| Task objective |
Rewrite every one of the entries below, changing each "fib-label" to "fibonacci-label" and leaving all other text as it is.

| Material for this exercise |
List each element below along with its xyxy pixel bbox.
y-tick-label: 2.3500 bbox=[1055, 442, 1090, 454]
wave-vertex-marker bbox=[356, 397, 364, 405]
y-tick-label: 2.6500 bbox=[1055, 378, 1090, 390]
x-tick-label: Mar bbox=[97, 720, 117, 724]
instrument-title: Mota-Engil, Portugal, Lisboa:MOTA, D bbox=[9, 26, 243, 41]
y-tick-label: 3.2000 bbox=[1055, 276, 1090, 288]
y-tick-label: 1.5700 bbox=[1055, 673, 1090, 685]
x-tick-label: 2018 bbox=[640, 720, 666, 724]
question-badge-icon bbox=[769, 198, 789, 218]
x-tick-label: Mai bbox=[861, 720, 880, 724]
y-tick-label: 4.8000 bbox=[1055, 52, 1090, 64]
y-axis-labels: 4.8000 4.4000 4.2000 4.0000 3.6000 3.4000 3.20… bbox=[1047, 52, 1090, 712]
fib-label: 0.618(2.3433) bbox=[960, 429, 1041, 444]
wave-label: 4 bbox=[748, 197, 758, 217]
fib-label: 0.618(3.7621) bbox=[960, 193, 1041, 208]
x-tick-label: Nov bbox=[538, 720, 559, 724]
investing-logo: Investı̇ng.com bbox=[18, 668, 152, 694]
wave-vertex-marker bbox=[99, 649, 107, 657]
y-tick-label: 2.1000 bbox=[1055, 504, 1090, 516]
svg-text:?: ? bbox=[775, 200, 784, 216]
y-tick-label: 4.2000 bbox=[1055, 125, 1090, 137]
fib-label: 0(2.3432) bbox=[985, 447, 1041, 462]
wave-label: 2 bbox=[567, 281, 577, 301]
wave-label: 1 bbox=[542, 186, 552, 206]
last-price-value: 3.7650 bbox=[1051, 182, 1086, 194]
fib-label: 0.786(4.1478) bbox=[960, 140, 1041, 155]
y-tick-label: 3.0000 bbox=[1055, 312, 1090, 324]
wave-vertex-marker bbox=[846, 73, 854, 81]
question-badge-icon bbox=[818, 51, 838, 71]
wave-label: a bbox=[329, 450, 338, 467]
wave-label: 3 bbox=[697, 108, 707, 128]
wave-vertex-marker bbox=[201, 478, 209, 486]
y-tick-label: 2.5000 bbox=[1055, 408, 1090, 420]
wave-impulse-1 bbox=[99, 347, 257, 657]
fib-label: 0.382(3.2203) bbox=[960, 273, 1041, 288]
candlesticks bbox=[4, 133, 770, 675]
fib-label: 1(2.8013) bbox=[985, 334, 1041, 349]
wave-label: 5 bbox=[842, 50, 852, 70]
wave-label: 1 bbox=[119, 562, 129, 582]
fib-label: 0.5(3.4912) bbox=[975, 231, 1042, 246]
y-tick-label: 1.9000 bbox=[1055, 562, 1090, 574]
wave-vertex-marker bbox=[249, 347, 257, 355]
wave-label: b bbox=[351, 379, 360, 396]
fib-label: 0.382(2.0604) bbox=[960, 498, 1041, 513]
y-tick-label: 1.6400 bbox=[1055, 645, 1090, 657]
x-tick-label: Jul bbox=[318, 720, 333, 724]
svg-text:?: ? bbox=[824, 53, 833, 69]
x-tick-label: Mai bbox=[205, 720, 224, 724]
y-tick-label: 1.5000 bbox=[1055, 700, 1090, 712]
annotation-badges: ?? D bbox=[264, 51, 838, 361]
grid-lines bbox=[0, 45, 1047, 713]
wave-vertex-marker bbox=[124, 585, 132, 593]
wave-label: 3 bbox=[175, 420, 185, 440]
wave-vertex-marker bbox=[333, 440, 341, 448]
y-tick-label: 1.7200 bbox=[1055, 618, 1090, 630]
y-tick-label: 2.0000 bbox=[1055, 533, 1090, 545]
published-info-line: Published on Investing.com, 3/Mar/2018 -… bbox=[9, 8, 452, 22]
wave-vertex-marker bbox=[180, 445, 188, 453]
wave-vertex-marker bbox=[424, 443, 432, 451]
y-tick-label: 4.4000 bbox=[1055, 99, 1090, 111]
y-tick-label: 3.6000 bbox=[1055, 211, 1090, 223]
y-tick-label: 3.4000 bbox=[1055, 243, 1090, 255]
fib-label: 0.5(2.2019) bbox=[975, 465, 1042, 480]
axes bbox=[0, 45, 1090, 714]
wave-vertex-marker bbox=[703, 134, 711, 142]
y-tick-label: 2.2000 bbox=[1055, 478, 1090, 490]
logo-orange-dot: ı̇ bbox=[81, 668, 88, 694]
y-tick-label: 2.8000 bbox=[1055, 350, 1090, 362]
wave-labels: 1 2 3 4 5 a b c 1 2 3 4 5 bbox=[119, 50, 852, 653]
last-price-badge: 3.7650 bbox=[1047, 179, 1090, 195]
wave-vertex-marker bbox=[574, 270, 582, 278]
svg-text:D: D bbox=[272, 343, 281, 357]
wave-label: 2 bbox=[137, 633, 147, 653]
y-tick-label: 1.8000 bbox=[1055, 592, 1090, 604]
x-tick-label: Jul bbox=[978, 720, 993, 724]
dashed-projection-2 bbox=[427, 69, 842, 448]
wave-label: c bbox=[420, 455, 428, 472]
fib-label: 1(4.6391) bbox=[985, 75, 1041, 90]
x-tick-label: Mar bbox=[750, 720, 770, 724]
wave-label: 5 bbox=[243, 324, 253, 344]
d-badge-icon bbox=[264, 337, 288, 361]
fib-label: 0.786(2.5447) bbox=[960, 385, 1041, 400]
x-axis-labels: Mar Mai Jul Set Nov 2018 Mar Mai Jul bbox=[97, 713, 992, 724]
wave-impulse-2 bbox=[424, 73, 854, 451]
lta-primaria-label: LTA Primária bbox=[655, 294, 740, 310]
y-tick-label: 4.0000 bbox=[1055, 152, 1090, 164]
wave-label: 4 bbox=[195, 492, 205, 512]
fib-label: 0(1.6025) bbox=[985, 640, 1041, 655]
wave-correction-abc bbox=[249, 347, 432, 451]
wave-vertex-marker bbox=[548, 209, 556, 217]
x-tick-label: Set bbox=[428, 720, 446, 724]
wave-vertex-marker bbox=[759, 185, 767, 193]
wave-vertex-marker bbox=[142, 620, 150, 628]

| The result |
List each element below along with its xyxy pixel bbox.
y-tick-label: 2.3500 bbox=[1055, 442, 1090, 454]
wave-vertex-marker bbox=[356, 397, 364, 405]
y-tick-label: 2.6500 bbox=[1055, 378, 1090, 390]
x-tick-label: Mar bbox=[97, 720, 117, 724]
instrument-title: Mota-Engil, Portugal, Lisboa:MOTA, D bbox=[9, 26, 243, 41]
y-tick-label: 3.2000 bbox=[1055, 276, 1090, 288]
y-tick-label: 1.5700 bbox=[1055, 673, 1090, 685]
x-tick-label: 2018 bbox=[640, 720, 666, 724]
question-badge-icon bbox=[769, 198, 789, 218]
x-tick-label: Mai bbox=[861, 720, 880, 724]
y-tick-label: 4.8000 bbox=[1055, 52, 1090, 64]
y-axis-labels: 4.8000 4.4000 4.2000 4.0000 3.6000 3.4000 3.20… bbox=[1047, 52, 1090, 712]
fibonacci-label: 0.618(2.3433) bbox=[960, 429, 1041, 444]
wave-label: 4 bbox=[748, 197, 758, 217]
fibonacci-label: 0.618(3.7621) bbox=[960, 193, 1041, 208]
x-tick-label: Nov bbox=[538, 720, 559, 724]
investing-logo: Investı̇ng.com bbox=[18, 668, 152, 694]
wave-vertex-marker bbox=[99, 649, 107, 657]
y-tick-label: 2.1000 bbox=[1055, 504, 1090, 516]
svg-text:?: ? bbox=[775, 200, 784, 216]
y-tick-label: 4.2000 bbox=[1055, 125, 1090, 137]
fibonacci-label: 0(2.3432) bbox=[985, 447, 1041, 462]
wave-label: 2 bbox=[567, 281, 577, 301]
wave-label: 1 bbox=[542, 186, 552, 206]
last-price-value: 3.7650 bbox=[1051, 182, 1086, 194]
fibonacci-label: 0.786(4.1478) bbox=[960, 140, 1041, 155]
y-tick-label: 3.0000 bbox=[1055, 312, 1090, 324]
wave-vertex-marker bbox=[846, 73, 854, 81]
question-badge-icon bbox=[818, 51, 838, 71]
wave-label: a bbox=[329, 450, 338, 467]
wave-label: 3 bbox=[697, 108, 707, 128]
wave-vertex-marker bbox=[201, 478, 209, 486]
y-tick-label: 2.5000 bbox=[1055, 408, 1090, 420]
wave-impulse-1 bbox=[99, 347, 257, 657]
fibonacci-label: 0.382(3.2203) bbox=[960, 273, 1041, 288]
candlesticks bbox=[4, 133, 770, 675]
fibonacci-label: 1(2.8013) bbox=[985, 334, 1041, 349]
wave-label: 5 bbox=[842, 50, 852, 70]
wave-label: 1 bbox=[119, 562, 129, 582]
fibonacci-label: 0.5(3.4912) bbox=[975, 231, 1042, 246]
y-tick-label: 1.9000 bbox=[1055, 562, 1090, 574]
wave-vertex-marker bbox=[249, 347, 257, 355]
wave-label: b bbox=[351, 379, 360, 396]
fibonacci-label: 0.382(2.0604) bbox=[960, 498, 1041, 513]
y-tick-label: 1.6400 bbox=[1055, 645, 1090, 657]
x-tick-label: Jul bbox=[318, 720, 333, 724]
svg-text:?: ? bbox=[824, 53, 833, 69]
x-tick-label: Mai bbox=[205, 720, 224, 724]
y-tick-label: 1.5000 bbox=[1055, 700, 1090, 712]
annotation-badges: ?? D bbox=[264, 51, 838, 361]
grid-lines bbox=[0, 45, 1047, 713]
wave-vertex-marker bbox=[124, 585, 132, 593]
wave-label: 3 bbox=[175, 420, 185, 440]
wave-vertex-marker bbox=[333, 440, 341, 448]
y-tick-label: 1.7200 bbox=[1055, 618, 1090, 630]
y-tick-label: 2.0000 bbox=[1055, 533, 1090, 545]
published-info-line: Published on Investing.com, 3/Mar/2018 -… bbox=[9, 8, 452, 22]
wave-vertex-marker bbox=[180, 445, 188, 453]
wave-vertex-marker bbox=[424, 443, 432, 451]
y-tick-label: 4.4000 bbox=[1055, 99, 1090, 111]
y-tick-label: 3.6000 bbox=[1055, 211, 1090, 223]
y-tick-label: 3.4000 bbox=[1055, 243, 1090, 255]
fibonacci-label: 0.5(2.2019) bbox=[975, 465, 1042, 480]
axes bbox=[0, 45, 1090, 714]
wave-vertex-marker bbox=[703, 134, 711, 142]
y-tick-label: 2.2000 bbox=[1055, 478, 1090, 490]
logo-orange-dot: ı̇ bbox=[81, 668, 88, 694]
y-tick-label: 2.8000 bbox=[1055, 350, 1090, 362]
wave-labels: 1 2 3 4 5 a b c 1 2 3 4 5 bbox=[119, 50, 852, 653]
last-price-badge: 3.7650 bbox=[1047, 179, 1090, 195]
wave-vertex-marker bbox=[574, 270, 582, 278]
svg-text:D: D bbox=[272, 343, 281, 357]
wave-label: 2 bbox=[137, 633, 147, 653]
y-tick-label: 1.8000 bbox=[1055, 592, 1090, 604]
x-tick-label: Jul bbox=[978, 720, 993, 724]
dashed-projection-2 bbox=[427, 69, 842, 448]
wave-label: c bbox=[420, 455, 428, 472]
fibonacci-label: 1(4.6391) bbox=[985, 75, 1041, 90]
x-tick-label: Mar bbox=[750, 720, 770, 724]
wave-label: 5 bbox=[243, 324, 253, 344]
d-badge-icon bbox=[264, 337, 288, 361]
fibonacci-label: 0.786(2.5447) bbox=[960, 385, 1041, 400]
x-axis-labels: Mar Mai Jul Set Nov 2018 Mar Mai Jul bbox=[97, 713, 992, 724]
wave-impulse-2 bbox=[424, 73, 854, 451]
lta-primaria-label: LTA Primária bbox=[655, 294, 740, 310]
y-tick-label: 4.0000 bbox=[1055, 152, 1090, 164]
wave-label: 4 bbox=[195, 492, 205, 512]
fibonacci-label: 0(1.6025) bbox=[985, 640, 1041, 655]
wave-correction-abc bbox=[249, 347, 432, 451]
wave-vertex-marker bbox=[548, 209, 556, 217]
x-tick-label: Set bbox=[428, 720, 446, 724]
wave-vertex-marker bbox=[759, 185, 767, 193]
wave-vertex-marker bbox=[142, 620, 150, 628]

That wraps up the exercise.